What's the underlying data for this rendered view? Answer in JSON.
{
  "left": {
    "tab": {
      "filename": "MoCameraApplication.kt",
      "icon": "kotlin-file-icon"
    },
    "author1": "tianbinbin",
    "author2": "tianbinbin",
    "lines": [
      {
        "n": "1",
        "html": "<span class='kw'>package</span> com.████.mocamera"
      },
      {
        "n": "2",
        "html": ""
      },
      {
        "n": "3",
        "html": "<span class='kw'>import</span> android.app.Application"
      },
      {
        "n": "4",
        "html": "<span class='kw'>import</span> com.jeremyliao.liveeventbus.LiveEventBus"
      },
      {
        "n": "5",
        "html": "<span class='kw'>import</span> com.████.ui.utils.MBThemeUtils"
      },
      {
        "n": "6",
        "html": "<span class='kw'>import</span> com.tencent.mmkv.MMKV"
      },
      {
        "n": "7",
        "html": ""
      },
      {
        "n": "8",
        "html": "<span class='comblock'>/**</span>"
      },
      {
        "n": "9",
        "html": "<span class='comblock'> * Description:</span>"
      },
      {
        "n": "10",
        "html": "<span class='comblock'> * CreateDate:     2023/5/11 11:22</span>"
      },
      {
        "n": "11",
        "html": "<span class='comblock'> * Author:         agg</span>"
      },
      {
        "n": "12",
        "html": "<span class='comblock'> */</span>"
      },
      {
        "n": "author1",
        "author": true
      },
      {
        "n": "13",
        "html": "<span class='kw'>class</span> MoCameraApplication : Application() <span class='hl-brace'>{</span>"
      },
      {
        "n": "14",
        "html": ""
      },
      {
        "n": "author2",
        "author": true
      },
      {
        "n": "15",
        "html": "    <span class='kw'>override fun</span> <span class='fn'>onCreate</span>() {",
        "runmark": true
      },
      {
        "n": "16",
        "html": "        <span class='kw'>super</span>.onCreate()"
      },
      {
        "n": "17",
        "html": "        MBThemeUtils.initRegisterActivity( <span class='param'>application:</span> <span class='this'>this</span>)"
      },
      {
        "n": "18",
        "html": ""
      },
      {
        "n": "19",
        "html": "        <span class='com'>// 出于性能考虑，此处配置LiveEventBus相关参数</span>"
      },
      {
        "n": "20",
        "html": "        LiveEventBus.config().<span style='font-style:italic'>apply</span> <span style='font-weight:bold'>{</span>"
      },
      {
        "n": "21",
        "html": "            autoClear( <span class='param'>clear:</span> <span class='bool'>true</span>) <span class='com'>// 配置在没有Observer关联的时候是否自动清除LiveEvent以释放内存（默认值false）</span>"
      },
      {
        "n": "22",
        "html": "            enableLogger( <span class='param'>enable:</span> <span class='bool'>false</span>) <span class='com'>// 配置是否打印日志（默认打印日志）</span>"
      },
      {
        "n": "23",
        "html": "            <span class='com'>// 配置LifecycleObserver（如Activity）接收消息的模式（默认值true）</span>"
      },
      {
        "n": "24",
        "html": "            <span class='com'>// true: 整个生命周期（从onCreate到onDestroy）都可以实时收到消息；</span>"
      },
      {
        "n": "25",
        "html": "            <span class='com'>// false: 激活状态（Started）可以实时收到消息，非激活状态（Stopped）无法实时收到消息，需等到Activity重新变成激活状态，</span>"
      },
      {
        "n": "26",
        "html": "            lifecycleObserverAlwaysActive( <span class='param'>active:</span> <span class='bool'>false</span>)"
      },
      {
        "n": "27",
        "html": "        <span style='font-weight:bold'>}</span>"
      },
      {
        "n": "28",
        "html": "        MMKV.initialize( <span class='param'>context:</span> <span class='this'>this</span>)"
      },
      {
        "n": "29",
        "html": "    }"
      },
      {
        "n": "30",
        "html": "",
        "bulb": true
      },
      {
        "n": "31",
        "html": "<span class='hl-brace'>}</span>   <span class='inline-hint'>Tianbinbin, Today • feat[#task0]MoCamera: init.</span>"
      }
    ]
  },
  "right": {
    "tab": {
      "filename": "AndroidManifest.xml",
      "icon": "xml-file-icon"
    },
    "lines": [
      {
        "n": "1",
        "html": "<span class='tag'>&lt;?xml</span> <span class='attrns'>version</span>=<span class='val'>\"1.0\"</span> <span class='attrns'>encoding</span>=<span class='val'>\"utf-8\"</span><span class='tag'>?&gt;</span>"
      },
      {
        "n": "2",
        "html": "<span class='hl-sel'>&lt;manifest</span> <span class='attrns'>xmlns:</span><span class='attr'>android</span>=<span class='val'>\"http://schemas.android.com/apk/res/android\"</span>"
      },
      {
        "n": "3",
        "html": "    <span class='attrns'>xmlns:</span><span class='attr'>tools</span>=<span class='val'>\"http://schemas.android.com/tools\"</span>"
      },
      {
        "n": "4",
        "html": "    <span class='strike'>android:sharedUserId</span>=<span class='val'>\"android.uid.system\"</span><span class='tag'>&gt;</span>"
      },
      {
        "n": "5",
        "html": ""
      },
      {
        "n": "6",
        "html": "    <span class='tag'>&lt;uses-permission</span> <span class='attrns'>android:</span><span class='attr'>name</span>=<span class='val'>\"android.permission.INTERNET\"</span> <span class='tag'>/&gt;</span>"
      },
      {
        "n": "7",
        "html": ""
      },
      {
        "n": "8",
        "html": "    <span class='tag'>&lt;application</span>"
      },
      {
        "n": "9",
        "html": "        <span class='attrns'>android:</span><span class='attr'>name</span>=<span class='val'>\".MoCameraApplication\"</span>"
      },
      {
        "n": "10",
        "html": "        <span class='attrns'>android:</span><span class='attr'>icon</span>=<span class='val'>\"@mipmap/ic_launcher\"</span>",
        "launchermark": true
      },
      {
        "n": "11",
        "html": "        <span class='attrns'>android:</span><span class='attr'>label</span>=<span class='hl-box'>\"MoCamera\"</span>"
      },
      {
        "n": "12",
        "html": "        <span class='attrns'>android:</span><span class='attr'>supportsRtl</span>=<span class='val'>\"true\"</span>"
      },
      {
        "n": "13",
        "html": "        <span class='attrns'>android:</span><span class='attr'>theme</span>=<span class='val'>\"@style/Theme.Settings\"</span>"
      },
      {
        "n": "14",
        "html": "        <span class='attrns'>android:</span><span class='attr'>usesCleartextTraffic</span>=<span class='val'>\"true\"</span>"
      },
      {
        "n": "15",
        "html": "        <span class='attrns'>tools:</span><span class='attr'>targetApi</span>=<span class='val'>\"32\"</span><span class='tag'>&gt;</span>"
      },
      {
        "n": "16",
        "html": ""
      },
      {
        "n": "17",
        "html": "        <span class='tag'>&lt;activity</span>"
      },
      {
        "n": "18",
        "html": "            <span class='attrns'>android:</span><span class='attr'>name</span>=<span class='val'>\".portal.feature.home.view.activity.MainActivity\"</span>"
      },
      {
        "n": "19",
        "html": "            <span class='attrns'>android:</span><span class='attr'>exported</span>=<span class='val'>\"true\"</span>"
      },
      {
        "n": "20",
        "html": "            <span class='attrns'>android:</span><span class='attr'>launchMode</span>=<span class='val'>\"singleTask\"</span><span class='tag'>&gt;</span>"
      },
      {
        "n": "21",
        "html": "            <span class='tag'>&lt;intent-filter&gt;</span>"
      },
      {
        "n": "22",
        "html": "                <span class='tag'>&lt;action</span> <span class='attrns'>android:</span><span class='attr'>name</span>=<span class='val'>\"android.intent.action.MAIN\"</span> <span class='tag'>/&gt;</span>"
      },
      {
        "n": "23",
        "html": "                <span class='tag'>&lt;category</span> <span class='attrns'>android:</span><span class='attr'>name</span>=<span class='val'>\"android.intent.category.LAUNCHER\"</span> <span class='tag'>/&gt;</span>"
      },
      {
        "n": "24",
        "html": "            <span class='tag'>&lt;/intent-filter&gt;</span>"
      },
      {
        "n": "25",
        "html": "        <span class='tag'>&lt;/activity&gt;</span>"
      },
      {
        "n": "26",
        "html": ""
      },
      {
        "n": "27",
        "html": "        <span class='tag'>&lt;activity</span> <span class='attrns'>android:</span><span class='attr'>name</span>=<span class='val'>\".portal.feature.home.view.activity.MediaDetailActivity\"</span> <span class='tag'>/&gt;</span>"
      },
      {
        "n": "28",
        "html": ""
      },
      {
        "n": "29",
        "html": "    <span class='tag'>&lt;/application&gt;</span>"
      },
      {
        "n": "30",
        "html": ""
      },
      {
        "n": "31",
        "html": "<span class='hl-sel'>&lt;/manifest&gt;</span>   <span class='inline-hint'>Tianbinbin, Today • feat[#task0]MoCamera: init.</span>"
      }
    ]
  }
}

□ □ □ □

◆ **Your task**: Scan the material above for the word "tools". Copy each line where it occurs.

◆ **Answer below**:
        "html": "    <span class='attrns'>xmlns:</span><span class='attr'>tools</span>=<span class='val'>\"http://schemas.android.com/tools\"</span>"
        "html": "        <span class='attrns'>tools:</span><span class='attr'>targetApi</span>=<span class='val'>\"32\"</span><span class='tag'>&gt;</span>"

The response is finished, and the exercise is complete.